## [What you need to do]
Collect each line holding the string "JSON".

begin Given information

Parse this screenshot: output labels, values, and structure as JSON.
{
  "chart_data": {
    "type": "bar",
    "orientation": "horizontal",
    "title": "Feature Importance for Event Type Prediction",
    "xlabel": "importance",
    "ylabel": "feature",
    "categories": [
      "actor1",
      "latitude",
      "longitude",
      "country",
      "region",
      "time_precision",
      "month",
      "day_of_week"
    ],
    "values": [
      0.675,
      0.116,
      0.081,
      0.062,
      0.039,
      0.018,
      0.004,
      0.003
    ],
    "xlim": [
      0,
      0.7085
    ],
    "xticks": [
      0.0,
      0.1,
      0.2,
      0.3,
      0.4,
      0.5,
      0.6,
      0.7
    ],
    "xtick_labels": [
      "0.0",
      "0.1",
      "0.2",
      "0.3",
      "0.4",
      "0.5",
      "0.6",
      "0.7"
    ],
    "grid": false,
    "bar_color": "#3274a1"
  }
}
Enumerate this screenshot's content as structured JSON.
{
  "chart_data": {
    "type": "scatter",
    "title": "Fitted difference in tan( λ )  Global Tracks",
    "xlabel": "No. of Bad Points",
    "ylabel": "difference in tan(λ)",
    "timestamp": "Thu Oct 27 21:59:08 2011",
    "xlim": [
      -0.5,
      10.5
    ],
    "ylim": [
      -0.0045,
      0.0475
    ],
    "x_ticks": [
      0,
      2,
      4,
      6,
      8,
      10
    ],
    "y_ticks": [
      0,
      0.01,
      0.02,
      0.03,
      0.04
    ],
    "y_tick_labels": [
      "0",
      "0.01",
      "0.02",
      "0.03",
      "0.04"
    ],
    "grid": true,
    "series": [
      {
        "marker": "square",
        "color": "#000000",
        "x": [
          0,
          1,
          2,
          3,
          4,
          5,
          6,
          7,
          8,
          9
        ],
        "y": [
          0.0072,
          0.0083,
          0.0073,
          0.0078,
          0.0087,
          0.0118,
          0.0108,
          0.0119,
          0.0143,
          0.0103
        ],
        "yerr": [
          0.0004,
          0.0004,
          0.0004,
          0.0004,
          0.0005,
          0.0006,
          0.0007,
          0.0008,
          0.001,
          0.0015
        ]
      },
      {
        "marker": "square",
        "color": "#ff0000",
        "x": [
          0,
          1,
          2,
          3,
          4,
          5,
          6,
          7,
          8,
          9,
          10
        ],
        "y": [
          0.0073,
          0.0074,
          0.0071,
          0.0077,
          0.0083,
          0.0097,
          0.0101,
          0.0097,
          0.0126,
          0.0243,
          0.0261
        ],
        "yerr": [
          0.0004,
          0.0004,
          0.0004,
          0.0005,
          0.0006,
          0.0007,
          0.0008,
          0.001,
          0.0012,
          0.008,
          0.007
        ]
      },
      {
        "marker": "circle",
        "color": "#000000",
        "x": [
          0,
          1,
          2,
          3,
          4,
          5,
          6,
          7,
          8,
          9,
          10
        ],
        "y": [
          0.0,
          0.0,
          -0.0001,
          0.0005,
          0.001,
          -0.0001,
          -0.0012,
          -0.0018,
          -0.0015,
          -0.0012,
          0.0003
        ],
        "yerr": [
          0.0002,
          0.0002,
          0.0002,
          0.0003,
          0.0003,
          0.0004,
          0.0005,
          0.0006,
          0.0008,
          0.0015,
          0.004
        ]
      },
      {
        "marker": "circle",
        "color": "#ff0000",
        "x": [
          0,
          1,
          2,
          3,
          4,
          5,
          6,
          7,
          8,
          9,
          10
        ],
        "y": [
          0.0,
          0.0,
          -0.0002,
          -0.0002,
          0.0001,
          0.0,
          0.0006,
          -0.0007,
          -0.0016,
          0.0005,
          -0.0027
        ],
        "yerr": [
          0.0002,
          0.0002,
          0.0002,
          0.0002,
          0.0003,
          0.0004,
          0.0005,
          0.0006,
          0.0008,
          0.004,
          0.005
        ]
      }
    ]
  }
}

end Given information

## [Written reply]
Parse this screenshot: output labels, values, and structure as JSON.
Enumerate this screenshot's content as structured JSON.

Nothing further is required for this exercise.